§ WHAT YOU HAVE TO DO
Find the string "Temperature" in the listing and report every line that has it.

** Start of SUPPLIED ENTRIES **

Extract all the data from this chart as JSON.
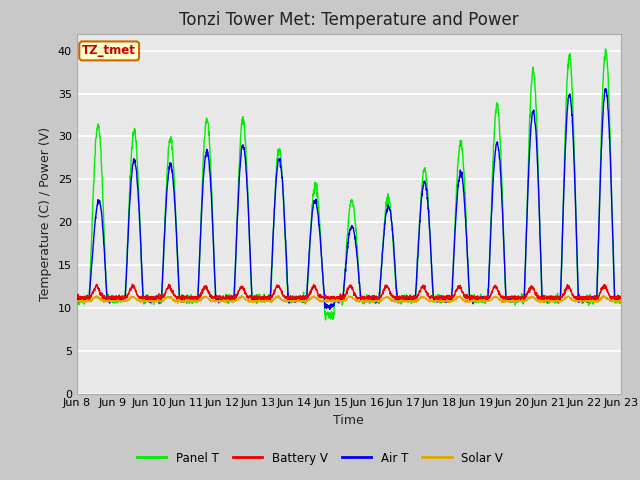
{
  "title": "Tonzi Tower Met: Temperature and Power",
  "xlabel": "Time",
  "ylabel": "Temperature (C) / Power (V)",
  "ylim": [
    0,
    42
  ],
  "yticks": [
    0,
    5,
    10,
    15,
    20,
    25,
    30,
    35,
    40
  ],
  "xtick_labels": [
    "Jun 8",
    "Jun 9",
    "Jun 10",
    "Jun 11",
    "Jun 12",
    "Jun 13",
    "Jun 14",
    "Jun 15",
    "Jun 16",
    "Jun 17",
    "Jun 18",
    "Jun 19",
    "Jun 20",
    "Jun 21",
    "Jun 22",
    "Jun 23"
  ],
  "legend_label": "TZ_tmet",
  "legend_entries": [
    "Panel T",
    "Battery V",
    "Air T",
    "Solar V"
  ],
  "line_colors": [
    "#00ee00",
    "#ee0000",
    "#0000ee",
    "#ddaa00"
  ],
  "fig_bg": "#c8c8c8",
  "plot_bg": "#e8e8e8",
  "grid_color": "#ffffff",
  "title_fontsize": 12,
  "label_fontsize": 9,
  "tick_fontsize": 8
}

** End of SUPPLIED ENTRIES **

§ WRITTEN ANSWER
  "title": "Tonzi Tower Met: Temperature and Power",
  "ylabel": "Temperature (C) / Power (V)",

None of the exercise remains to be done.